» Exercise instructions: Of the lines below, how many hold the string "export"? Give only the number.

» Data records:
═══

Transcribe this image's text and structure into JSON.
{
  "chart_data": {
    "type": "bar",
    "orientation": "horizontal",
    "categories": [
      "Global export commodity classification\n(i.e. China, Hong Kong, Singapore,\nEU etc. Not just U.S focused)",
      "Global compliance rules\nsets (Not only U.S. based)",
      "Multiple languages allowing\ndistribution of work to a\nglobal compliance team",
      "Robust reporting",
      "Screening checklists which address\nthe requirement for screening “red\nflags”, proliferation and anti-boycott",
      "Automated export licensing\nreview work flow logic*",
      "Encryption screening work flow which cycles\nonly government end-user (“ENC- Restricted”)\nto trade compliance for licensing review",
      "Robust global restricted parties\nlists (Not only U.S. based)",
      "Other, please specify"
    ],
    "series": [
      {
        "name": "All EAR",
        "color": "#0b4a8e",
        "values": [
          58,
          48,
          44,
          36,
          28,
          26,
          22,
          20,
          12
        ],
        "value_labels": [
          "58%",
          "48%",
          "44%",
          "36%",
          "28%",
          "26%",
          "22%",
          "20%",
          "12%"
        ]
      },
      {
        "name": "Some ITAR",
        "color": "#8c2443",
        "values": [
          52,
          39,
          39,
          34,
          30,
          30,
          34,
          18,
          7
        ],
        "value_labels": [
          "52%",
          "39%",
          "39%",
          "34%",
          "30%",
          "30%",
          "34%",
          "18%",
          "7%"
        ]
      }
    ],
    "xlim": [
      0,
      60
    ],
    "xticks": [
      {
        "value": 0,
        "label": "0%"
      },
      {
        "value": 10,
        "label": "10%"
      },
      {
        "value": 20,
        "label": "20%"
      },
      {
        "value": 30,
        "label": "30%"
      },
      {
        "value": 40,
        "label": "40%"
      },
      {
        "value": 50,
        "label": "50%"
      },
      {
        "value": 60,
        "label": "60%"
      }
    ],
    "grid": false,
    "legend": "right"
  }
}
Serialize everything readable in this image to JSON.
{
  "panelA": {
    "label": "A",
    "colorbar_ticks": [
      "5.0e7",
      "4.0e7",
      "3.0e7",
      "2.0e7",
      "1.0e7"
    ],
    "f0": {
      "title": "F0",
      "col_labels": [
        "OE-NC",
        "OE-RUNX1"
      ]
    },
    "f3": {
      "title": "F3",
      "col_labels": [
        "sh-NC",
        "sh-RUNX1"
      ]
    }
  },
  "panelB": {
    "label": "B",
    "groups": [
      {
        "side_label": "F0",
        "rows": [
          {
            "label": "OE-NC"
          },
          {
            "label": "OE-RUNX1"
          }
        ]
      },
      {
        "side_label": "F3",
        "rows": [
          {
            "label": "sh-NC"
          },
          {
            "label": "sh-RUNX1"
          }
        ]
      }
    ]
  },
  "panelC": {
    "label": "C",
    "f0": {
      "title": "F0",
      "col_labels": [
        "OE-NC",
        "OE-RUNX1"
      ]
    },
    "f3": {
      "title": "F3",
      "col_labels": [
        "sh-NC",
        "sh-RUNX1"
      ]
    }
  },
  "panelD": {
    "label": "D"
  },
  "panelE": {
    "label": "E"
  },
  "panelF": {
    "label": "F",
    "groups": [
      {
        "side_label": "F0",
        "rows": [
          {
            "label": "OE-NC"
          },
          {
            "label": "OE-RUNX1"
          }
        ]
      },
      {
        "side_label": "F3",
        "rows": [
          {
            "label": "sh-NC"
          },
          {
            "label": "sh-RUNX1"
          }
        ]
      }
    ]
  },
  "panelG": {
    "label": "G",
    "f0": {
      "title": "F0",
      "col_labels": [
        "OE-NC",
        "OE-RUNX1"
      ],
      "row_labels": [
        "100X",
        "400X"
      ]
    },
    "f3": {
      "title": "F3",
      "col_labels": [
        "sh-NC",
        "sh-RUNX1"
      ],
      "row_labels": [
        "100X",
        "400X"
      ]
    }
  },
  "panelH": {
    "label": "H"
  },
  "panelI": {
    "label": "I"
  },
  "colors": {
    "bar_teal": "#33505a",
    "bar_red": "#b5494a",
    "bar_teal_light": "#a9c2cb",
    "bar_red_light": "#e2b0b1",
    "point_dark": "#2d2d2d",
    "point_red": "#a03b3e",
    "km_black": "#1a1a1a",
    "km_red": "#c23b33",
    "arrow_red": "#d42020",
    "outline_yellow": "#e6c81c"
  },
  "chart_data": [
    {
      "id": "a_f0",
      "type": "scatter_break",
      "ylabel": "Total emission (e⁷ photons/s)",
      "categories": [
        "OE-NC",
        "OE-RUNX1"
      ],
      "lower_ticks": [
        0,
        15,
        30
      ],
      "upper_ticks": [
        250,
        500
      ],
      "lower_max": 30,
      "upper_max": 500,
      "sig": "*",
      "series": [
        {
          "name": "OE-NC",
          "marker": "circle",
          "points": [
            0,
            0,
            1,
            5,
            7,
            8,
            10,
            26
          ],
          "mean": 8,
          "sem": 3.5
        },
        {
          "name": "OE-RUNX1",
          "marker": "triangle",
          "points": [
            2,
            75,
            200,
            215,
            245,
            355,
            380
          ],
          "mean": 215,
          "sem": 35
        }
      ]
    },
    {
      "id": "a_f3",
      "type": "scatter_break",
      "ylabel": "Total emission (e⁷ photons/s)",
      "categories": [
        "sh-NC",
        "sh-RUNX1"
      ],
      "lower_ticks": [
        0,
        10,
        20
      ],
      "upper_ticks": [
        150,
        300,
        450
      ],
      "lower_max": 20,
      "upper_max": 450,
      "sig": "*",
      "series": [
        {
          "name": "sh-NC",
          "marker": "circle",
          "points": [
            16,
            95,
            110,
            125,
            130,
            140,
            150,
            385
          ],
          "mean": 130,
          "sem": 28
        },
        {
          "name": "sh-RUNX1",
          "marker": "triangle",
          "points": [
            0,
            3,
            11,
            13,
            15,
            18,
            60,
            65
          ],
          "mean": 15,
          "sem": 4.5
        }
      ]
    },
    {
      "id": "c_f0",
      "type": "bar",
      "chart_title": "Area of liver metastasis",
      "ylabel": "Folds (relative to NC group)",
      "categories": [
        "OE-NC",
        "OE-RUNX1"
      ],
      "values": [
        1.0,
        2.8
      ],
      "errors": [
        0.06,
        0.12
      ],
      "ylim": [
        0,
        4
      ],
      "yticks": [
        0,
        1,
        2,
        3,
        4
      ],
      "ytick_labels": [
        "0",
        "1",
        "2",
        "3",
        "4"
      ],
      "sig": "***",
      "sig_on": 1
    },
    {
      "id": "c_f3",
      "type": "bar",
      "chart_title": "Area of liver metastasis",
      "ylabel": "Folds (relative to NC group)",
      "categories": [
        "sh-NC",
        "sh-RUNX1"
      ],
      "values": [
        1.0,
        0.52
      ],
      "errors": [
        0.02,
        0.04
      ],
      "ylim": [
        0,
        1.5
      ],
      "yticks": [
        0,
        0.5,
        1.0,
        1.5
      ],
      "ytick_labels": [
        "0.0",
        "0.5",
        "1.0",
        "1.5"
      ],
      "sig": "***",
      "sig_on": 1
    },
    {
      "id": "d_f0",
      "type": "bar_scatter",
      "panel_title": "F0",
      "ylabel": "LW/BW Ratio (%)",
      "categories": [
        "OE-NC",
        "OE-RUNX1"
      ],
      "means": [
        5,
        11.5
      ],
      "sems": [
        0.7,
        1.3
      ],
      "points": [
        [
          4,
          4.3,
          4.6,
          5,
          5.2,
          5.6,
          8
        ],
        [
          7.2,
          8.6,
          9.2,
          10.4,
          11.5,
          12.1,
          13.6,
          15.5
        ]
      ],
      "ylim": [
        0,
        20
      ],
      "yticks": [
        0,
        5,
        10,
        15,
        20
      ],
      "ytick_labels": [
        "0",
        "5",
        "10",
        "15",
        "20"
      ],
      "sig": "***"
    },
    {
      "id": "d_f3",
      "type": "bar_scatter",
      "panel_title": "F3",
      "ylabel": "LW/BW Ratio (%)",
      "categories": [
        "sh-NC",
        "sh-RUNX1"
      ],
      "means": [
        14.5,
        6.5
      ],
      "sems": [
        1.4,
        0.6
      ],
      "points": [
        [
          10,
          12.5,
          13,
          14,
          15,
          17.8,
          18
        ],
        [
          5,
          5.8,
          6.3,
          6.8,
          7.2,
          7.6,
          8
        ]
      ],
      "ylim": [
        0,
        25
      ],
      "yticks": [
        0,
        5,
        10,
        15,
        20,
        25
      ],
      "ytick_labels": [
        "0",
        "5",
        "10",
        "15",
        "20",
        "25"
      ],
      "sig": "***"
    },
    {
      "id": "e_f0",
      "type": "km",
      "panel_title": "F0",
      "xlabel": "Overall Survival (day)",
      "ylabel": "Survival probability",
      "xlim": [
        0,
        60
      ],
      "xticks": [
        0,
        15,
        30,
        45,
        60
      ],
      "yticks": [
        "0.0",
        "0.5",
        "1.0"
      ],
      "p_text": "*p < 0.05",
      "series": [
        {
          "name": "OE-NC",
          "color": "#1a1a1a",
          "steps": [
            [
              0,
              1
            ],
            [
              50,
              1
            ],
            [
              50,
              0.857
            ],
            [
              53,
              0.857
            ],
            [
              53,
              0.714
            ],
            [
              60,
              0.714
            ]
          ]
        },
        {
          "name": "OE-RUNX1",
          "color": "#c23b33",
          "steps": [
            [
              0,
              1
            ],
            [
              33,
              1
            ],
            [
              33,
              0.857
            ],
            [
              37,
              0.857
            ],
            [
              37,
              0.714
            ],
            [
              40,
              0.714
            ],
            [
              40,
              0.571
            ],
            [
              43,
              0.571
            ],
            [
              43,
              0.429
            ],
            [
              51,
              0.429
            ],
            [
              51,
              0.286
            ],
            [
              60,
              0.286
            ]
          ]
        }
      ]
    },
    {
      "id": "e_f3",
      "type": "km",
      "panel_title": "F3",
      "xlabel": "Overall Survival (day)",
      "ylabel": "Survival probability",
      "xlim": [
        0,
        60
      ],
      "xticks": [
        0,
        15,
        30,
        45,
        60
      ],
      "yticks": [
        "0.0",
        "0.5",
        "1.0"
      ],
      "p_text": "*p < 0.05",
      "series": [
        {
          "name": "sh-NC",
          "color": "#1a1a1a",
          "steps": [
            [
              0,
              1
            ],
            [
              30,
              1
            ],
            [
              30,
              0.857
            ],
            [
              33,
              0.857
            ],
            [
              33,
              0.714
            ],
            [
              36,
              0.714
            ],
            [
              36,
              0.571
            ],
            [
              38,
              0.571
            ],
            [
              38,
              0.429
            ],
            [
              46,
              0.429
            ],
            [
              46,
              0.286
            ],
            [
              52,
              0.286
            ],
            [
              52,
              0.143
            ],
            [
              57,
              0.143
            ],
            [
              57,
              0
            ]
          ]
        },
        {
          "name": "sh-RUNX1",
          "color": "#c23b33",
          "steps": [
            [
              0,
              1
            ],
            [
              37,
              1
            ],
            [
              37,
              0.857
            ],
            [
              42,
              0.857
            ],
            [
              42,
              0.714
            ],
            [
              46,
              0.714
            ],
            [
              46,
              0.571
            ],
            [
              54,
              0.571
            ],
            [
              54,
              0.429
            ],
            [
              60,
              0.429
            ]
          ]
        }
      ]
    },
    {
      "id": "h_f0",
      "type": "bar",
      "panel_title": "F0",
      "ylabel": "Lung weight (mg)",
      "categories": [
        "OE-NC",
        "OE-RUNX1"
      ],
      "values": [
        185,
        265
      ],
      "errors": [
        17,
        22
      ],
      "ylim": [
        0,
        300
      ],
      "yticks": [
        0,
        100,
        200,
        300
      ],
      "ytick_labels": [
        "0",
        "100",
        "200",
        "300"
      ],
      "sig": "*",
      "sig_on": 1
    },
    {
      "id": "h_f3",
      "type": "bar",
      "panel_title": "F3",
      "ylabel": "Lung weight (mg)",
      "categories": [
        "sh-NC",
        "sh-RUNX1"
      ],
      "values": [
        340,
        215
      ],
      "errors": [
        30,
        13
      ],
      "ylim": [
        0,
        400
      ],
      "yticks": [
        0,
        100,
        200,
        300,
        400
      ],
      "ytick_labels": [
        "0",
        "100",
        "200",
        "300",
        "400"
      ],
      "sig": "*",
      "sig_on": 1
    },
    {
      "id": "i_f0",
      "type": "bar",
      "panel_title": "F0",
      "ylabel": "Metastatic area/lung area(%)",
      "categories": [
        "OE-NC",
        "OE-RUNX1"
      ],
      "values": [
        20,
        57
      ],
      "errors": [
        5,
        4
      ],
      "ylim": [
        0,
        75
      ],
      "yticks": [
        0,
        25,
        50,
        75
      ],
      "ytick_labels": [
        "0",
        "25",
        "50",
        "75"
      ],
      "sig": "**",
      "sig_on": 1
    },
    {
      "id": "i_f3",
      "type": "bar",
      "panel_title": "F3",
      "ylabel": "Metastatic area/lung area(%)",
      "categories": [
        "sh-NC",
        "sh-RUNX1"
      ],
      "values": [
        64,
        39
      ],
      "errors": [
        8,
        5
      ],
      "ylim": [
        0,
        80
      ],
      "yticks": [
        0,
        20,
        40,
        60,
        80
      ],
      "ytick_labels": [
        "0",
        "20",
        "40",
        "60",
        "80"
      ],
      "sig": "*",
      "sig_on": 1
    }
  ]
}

═══

» Output: 2